▶ Challenge
Determine which lines contain the word "brand", then copy those lines.

— start Material for this task —

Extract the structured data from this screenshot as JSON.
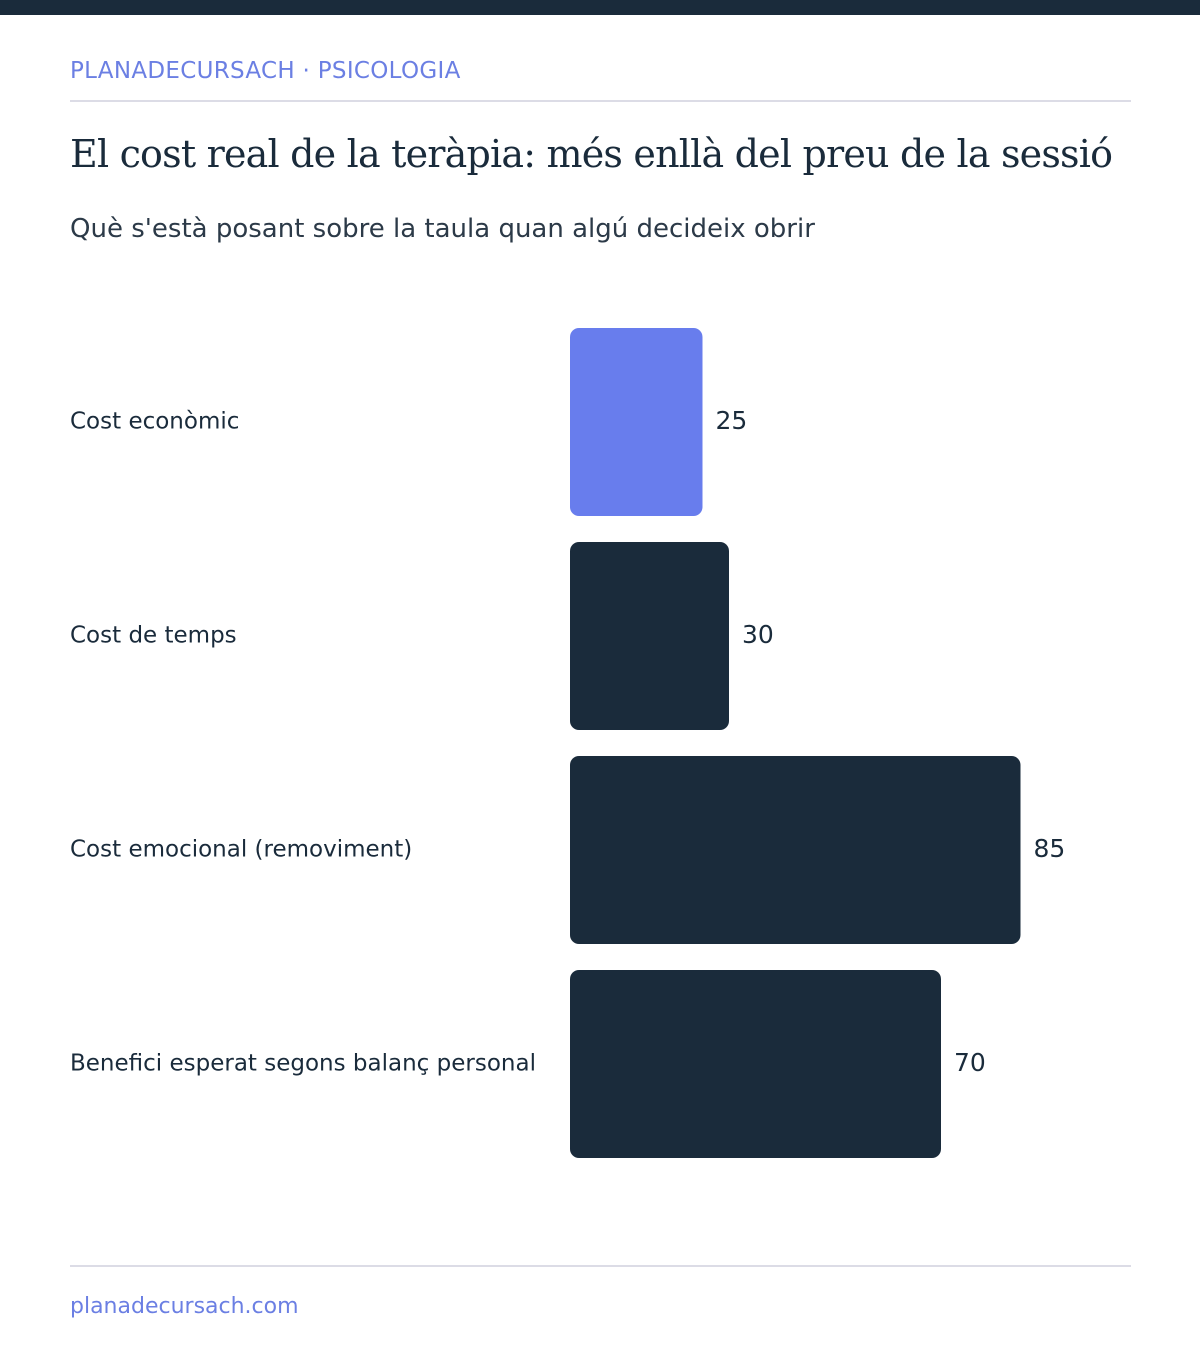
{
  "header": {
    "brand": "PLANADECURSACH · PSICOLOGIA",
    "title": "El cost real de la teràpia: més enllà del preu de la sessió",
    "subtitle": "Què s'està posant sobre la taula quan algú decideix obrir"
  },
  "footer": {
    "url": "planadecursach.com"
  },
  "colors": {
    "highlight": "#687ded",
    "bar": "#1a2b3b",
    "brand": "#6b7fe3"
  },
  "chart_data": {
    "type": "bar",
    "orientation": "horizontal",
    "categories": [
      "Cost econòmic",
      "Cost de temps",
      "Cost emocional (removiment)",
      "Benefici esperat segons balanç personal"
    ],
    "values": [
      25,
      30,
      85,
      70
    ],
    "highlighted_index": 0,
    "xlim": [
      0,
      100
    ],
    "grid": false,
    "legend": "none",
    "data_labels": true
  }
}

— end Material for this task —

▶ Full response
    "brand": "PLANADECURSACH · PSICOLOGIA",
    "brand": "#6b7fe3"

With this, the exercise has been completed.